**TO DO**
Copy all lines of the listing that include the string "文化虚无主义".

[Dataset entries]
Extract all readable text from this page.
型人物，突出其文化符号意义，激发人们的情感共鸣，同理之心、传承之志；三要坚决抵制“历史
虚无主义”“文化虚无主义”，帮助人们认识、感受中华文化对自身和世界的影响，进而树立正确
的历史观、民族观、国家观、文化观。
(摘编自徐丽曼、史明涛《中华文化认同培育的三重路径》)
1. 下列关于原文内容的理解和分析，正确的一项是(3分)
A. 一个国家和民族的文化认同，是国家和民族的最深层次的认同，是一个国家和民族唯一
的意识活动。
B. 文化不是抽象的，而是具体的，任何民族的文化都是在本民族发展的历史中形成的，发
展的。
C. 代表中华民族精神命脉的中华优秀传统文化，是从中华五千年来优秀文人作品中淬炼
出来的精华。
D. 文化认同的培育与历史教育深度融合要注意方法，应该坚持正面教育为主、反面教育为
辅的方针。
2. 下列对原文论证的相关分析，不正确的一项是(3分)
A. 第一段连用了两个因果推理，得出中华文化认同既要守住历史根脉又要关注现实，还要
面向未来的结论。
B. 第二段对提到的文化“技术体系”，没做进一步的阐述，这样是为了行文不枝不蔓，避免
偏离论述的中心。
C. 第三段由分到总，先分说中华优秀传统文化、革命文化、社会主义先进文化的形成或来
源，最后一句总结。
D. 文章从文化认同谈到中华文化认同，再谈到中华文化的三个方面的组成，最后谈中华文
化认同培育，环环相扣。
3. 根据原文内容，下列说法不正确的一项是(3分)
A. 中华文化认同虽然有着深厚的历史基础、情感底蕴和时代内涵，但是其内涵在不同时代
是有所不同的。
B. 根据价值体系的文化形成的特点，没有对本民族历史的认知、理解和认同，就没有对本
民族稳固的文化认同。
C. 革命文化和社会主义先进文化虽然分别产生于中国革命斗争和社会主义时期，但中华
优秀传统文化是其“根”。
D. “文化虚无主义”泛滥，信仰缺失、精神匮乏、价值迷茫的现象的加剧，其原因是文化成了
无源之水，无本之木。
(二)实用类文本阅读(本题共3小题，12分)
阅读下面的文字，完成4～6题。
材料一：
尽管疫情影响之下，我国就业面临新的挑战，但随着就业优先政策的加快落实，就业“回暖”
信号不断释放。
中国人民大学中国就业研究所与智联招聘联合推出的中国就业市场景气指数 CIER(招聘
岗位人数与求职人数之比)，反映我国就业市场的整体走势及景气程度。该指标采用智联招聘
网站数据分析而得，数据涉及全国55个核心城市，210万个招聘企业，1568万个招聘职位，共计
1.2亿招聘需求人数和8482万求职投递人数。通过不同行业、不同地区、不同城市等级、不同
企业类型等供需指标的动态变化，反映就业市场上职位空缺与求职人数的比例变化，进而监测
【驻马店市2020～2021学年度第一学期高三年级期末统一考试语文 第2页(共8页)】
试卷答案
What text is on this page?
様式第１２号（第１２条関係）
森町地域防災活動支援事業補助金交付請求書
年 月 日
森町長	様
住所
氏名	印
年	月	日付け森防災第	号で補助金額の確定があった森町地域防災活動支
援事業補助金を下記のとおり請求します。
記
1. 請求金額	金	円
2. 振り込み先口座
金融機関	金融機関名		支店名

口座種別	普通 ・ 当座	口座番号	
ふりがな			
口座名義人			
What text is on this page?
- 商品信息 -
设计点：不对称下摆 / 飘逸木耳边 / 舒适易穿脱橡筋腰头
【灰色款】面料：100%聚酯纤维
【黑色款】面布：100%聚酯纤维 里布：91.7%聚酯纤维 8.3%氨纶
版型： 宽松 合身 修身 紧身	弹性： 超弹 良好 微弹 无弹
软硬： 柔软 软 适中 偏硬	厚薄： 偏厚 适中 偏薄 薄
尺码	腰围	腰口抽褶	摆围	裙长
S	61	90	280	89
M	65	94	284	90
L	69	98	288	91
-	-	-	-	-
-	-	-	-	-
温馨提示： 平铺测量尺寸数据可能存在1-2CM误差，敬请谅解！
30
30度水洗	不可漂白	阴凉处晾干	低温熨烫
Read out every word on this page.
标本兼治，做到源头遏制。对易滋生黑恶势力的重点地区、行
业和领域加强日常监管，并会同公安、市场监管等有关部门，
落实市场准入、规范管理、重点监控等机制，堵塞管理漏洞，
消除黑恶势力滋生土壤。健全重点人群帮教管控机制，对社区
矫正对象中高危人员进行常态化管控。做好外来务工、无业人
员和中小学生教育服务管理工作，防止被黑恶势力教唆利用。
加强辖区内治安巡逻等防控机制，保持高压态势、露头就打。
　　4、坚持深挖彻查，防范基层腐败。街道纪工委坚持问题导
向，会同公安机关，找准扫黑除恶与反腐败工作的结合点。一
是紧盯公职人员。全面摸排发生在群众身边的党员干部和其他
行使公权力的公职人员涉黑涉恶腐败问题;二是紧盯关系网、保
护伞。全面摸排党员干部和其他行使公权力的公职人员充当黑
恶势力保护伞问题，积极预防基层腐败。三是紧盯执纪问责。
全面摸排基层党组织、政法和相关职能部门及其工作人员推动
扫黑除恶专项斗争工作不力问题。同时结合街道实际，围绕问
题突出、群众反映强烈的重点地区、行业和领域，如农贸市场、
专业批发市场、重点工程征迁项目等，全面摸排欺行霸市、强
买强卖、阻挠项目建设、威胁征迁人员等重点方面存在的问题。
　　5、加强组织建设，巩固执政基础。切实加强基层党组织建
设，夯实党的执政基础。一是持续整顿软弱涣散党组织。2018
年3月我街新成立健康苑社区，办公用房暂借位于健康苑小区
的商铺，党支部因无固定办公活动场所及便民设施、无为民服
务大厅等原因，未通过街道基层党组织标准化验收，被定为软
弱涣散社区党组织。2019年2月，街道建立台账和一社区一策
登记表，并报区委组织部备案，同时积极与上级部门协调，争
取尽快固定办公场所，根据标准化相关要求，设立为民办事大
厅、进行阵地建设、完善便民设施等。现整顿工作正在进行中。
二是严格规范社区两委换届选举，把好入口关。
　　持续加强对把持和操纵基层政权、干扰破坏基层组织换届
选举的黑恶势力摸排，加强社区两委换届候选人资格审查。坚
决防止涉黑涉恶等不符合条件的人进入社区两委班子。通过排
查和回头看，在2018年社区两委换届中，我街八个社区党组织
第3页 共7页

**EXPECTED OUTPUT**
虚无主义”“文化虚无主义”，帮助人们认识、感受中华文化对自身和世界的影响，进而树立正确
D. “文化虚无主义”泛滥，信仰缺失、精神匮乏、价值迷茫的现象的加剧，其原因是文化成了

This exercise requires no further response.